Lines holding the string "into" are the ones to copy; find them all in the data.
### Provided records ###
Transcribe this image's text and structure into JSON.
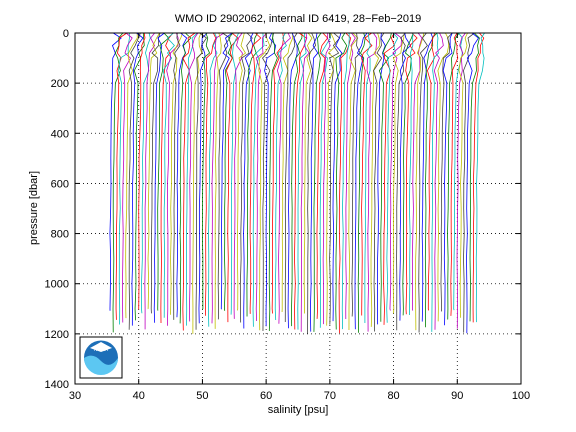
{
  "chart_data": {
    "type": "line",
    "title": "WMO ID 2902062, internal ID 6419, 28−Feb−2019",
    "xlabel": "salinity [psu]",
    "ylabel": "pressure [dbar]",
    "xlim": [
      30,
      100
    ],
    "ylim": [
      0,
      1400
    ],
    "y_reversed": true,
    "grid": true,
    "grid_style": "dotted",
    "xticks": [
      30,
      40,
      50,
      60,
      70,
      80,
      90,
      100
    ],
    "yticks": [
      0,
      200,
      400,
      600,
      800,
      1000,
      1200,
      1400
    ],
    "series_colors": [
      "#0000ff",
      "#008000",
      "#ff0000",
      "#00bfbf",
      "#bf00bf",
      "#bfbf00",
      "#404040"
    ],
    "profile_count": 116,
    "first_profile_offset": 35.5,
    "profile_offset_step": 0.5,
    "profile_shape": {
      "pressure": [
        0,
        20,
        50,
        80,
        100,
        150,
        200,
        300,
        400,
        500,
        600,
        700,
        800,
        900,
        1000,
        1100,
        1200
      ],
      "salinity_anomaly": [
        1.2,
        1.15,
        1.0,
        0.75,
        0.6,
        0.45,
        0.35,
        0.25,
        0.18,
        0.12,
        0.08,
        0.05,
        0.03,
        0.02,
        0.01,
        0.0,
        0.0
      ]
    },
    "logo": "noaa-logo"
  }
}
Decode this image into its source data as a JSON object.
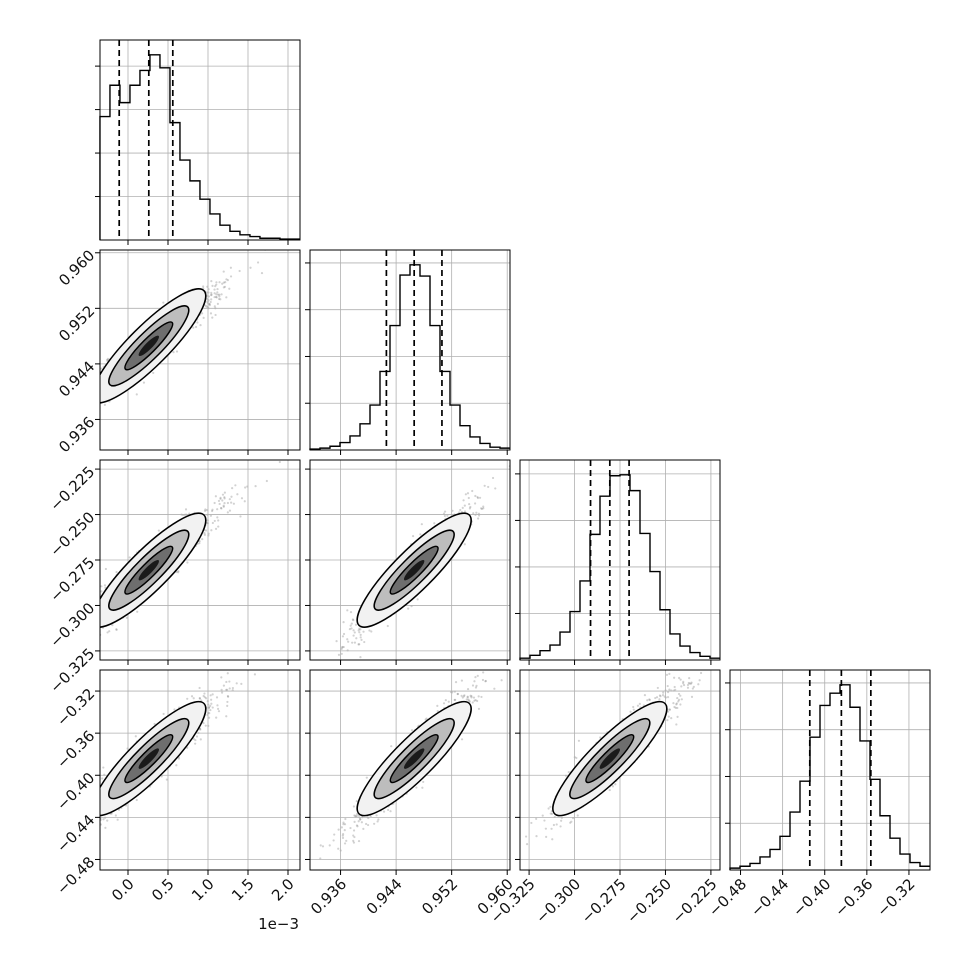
{
  "chart_data": {
    "type": "corner",
    "variables": [
      {
        "index": 0,
        "range": [
          -0.00035,
          0.00215
        ],
        "xticks": [
          0.0,
          0.0005,
          0.001,
          0.0015,
          0.002
        ],
        "xtick_labels": [
          "0.0",
          "0.5",
          "1.0",
          "1.5",
          "2.0"
        ],
        "offset_label": "1e−3",
        "quantiles": [
          -0.00011,
          0.00026,
          0.00056
        ],
        "hist_centers": [
          -0.000288,
          -0.000163,
          -3.8e-05,
          8.7e-05,
          0.000212,
          0.000337,
          0.000462,
          0.000587,
          0.000712,
          0.000837,
          0.000962,
          0.001087,
          0.001212,
          0.001337,
          0.001462,
          0.001587,
          0.001712,
          0.001837,
          0.001962,
          0.002087
        ],
        "hist_counts": [
          142,
          178,
          158,
          178,
          195,
          213,
          198,
          135,
          92,
          68,
          47,
          30,
          17,
          10,
          6,
          4,
          2,
          2,
          1,
          1
        ]
      },
      {
        "index": 1,
        "range": [
          0.9316,
          0.9604
        ],
        "ticks": [
          0.936,
          0.944,
          0.952,
          0.96
        ],
        "tick_labels": [
          "0.936",
          "0.944",
          "0.952",
          "0.960"
        ],
        "quantiles": [
          0.9426,
          0.9466,
          0.9506
        ],
        "hist_centers": [
          0.93232,
          0.93376,
          0.9352,
          0.93664,
          0.93808,
          0.93952,
          0.94096,
          0.9424,
          0.94384,
          0.94528,
          0.94672,
          0.94816,
          0.9496,
          0.95104,
          0.95248,
          0.95392,
          0.95536,
          0.9568,
          0.95824,
          0.95968
        ],
        "hist_counts": [
          1,
          2,
          4,
          8,
          15,
          28,
          48,
          84,
          133,
          187,
          198,
          186,
          133,
          84,
          48,
          26,
          14,
          7,
          3,
          2
        ]
      },
      {
        "index": 2,
        "range": [
          -0.33,
          -0.22
        ],
        "ticks": [
          -0.325,
          -0.3,
          -0.275,
          -0.25,
          -0.225
        ],
        "tick_labels": [
          "−0.325",
          "−0.300",
          "−0.275",
          "−0.250",
          "−0.225"
        ],
        "quantiles": [
          -0.2912,
          -0.2806,
          -0.27
        ],
        "hist_centers": [
          -0.32725,
          -0.32175,
          -0.31625,
          -0.31075,
          -0.30525,
          -0.29975,
          -0.29425,
          -0.28875,
          -0.28325,
          -0.27775,
          -0.27225,
          -0.26675,
          -0.26125,
          -0.25575,
          -0.25025,
          -0.24475,
          -0.23925,
          -0.23375,
          -0.22825,
          -0.22275
        ],
        "hist_counts": [
          2,
          5,
          10,
          16,
          30,
          52,
          85,
          135,
          176,
          198,
          199,
          182,
          136,
          95,
          54,
          28,
          15,
          8,
          4,
          2
        ]
      },
      {
        "index": 3,
        "range": [
          -0.49,
          -0.3
        ],
        "ticks": [
          -0.48,
          -0.44,
          -0.4,
          -0.36,
          -0.32
        ],
        "tick_labels": [
          "−0.48",
          "−0.44",
          "−0.40",
          "−0.36",
          "−0.32"
        ],
        "quantiles": [
          -0.4142,
          -0.3842,
          -0.3562
        ],
        "hist_centers": [
          -0.48525,
          -0.47575,
          -0.46625,
          -0.45675,
          -0.44725,
          -0.43775,
          -0.42825,
          -0.41875,
          -0.40925,
          -0.39975,
          -0.39025,
          -0.38075,
          -0.37125,
          -0.36175,
          -0.35225,
          -0.34275,
          -0.33325,
          -0.32375,
          -0.31425,
          -0.30475
        ],
        "hist_counts": [
          2,
          4,
          7,
          14,
          22,
          36,
          62,
          95,
          142,
          176,
          189,
          198,
          174,
          138,
          97,
          58,
          34,
          17,
          8,
          4
        ]
      }
    ],
    "title": "",
    "xlabel": "",
    "ylabel": "",
    "grid": true,
    "legend": "none",
    "colors": {
      "line": "#000000",
      "grid": "#b0b0b0",
      "points": "#7f7f7f"
    }
  }
}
###
Exercise solution –
Transcribe this image's text and structure into JSON.
Decode this image into its source data as a JSON object.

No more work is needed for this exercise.